SHORT EXERCISE — Collect from the data below each line with "Västerbotten".

########################################

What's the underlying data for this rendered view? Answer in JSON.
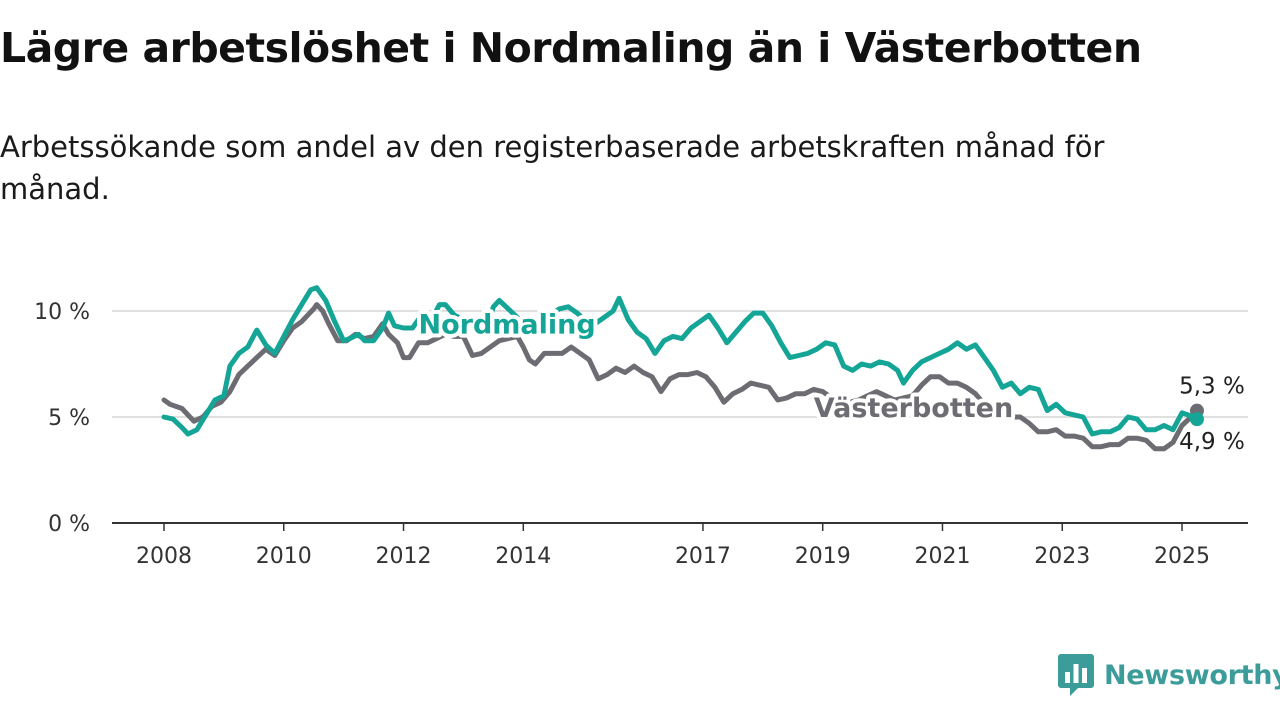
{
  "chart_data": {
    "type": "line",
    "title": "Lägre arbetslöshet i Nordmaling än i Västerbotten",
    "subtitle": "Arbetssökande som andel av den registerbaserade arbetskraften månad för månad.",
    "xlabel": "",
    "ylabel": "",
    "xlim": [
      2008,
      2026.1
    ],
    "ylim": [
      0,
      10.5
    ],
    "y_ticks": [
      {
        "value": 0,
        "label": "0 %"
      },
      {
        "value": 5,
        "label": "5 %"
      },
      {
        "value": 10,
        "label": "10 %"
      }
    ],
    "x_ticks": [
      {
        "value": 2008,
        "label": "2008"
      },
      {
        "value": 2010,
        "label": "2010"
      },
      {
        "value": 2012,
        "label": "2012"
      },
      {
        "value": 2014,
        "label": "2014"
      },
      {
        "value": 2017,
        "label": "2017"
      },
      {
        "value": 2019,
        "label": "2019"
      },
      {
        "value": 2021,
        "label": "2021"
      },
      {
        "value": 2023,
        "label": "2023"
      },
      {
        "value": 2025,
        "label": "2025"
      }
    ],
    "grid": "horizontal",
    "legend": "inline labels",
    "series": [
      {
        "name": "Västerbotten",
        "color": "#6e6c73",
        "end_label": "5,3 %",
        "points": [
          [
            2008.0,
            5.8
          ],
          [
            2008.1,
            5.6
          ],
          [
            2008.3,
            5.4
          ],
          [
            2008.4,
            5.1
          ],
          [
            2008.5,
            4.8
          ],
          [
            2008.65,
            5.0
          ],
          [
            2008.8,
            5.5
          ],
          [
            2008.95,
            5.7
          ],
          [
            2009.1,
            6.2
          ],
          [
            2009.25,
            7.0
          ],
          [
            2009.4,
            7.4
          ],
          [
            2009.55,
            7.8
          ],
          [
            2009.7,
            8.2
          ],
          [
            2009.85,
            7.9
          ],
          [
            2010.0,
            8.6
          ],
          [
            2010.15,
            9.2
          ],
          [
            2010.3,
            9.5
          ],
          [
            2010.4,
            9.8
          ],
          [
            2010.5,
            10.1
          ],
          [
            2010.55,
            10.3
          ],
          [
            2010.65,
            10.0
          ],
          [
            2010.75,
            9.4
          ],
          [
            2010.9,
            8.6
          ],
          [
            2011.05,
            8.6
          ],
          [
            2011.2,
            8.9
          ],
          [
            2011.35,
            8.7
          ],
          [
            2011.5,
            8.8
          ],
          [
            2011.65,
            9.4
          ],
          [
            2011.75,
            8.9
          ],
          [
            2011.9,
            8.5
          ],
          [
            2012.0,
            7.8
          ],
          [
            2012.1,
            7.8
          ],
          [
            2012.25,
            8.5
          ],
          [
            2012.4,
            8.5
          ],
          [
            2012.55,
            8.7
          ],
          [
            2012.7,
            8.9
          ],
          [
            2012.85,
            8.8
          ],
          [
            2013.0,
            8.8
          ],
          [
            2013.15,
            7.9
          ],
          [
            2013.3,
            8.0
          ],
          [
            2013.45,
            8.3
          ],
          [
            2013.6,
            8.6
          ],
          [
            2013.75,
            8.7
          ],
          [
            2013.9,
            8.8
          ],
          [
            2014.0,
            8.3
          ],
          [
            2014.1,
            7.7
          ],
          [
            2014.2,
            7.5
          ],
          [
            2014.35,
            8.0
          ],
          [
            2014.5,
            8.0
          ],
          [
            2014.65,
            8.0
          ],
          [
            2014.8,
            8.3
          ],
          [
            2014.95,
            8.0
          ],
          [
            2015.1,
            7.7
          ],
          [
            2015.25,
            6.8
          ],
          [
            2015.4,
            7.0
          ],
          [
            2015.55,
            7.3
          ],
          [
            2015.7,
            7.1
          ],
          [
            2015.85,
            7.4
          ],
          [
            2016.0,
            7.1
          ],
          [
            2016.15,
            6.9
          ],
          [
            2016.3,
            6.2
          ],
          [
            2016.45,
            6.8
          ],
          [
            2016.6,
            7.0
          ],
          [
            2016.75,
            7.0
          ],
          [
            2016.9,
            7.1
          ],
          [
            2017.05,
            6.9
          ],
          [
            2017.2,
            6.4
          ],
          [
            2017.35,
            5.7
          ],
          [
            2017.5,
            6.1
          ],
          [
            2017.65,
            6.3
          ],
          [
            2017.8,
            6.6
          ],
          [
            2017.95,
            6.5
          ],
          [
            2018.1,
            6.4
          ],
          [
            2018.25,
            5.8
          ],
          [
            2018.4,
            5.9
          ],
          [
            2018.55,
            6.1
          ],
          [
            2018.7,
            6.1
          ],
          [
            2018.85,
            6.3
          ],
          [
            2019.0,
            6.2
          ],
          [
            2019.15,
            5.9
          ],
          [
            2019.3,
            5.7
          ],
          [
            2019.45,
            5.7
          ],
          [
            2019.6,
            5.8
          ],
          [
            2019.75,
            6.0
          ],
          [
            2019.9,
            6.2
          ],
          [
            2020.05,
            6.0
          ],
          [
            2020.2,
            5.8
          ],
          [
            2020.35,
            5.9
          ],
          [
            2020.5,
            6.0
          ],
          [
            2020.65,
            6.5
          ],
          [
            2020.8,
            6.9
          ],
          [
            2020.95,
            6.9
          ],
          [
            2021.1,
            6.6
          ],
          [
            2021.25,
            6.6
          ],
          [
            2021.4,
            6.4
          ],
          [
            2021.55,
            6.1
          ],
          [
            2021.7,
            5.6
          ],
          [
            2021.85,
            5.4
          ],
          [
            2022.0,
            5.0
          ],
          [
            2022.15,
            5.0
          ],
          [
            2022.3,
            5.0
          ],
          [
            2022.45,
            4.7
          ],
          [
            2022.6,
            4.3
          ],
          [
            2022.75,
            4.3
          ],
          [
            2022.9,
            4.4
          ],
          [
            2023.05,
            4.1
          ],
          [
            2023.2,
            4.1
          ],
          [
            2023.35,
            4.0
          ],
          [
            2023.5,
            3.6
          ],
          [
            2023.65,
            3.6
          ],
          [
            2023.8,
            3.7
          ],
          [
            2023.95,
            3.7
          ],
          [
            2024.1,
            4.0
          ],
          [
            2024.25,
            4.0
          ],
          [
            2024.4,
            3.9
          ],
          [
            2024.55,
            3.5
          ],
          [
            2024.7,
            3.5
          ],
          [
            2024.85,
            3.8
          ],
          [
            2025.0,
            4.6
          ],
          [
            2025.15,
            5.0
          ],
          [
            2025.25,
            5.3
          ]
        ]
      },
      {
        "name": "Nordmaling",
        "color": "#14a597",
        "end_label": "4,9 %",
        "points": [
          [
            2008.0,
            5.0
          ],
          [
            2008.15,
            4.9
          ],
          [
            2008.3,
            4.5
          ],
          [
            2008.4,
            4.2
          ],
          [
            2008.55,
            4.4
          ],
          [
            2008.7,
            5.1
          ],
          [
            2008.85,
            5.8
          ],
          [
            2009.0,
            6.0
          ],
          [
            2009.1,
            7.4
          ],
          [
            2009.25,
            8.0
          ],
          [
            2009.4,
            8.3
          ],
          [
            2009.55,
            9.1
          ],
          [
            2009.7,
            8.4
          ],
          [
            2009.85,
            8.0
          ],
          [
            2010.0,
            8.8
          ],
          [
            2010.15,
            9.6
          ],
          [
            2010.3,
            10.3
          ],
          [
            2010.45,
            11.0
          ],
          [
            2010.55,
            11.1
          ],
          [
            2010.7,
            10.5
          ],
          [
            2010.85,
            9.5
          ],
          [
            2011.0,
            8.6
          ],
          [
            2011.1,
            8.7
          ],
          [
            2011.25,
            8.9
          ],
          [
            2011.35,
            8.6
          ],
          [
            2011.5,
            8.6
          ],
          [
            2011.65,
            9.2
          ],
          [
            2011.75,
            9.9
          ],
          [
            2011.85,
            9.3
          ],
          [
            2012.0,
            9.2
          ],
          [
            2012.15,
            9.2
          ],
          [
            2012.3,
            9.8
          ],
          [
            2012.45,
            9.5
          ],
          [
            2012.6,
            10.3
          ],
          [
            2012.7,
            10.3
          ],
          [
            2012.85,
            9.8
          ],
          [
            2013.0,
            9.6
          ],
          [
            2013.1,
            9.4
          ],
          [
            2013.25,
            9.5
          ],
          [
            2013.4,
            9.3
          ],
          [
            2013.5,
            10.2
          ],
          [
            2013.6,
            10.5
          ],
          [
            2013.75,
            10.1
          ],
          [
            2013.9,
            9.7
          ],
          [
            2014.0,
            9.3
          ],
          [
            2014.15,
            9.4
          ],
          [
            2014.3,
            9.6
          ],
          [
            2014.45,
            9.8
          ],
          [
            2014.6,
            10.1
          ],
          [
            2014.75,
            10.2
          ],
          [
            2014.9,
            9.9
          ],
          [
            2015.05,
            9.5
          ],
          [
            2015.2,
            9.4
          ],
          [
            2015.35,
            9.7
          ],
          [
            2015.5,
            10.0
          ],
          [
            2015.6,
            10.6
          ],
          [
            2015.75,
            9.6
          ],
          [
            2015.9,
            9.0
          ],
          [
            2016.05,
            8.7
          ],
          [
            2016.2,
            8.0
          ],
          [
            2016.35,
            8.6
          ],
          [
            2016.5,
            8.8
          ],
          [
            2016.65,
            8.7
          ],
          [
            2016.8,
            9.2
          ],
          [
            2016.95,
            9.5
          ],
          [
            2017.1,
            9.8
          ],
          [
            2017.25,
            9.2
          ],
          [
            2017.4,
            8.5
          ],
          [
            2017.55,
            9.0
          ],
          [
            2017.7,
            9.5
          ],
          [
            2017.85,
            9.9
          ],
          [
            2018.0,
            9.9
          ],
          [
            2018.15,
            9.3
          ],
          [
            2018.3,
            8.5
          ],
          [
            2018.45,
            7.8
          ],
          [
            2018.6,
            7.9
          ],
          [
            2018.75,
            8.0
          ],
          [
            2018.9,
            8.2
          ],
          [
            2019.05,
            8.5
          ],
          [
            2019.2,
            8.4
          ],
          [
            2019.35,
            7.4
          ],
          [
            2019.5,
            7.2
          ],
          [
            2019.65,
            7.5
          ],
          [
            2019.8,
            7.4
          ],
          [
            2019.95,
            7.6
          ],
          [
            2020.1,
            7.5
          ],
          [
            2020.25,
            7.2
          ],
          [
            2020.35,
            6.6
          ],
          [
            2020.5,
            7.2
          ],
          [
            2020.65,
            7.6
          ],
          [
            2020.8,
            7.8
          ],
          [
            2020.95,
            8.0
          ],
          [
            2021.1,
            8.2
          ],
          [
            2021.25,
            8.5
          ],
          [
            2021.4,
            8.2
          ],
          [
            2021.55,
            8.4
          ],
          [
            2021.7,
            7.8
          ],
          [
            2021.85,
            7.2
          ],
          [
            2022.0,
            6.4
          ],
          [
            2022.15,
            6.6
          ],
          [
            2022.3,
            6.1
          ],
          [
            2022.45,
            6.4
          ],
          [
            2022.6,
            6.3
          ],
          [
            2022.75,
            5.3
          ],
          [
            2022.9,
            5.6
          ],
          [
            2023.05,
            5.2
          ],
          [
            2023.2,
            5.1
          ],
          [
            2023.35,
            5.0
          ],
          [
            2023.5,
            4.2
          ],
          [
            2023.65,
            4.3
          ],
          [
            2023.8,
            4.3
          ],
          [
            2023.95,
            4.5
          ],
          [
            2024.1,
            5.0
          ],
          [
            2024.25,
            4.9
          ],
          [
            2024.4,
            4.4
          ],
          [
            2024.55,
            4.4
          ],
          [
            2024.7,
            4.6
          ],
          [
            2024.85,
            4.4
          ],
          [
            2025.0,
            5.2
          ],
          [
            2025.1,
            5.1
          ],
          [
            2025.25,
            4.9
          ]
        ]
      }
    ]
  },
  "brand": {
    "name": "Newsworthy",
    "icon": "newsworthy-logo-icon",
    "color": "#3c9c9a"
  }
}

########################################

EXERCISE ANSWER —
    "title": "Lägre arbetslöshet i Nordmaling än i Västerbotten",
        "name": "Västerbotten",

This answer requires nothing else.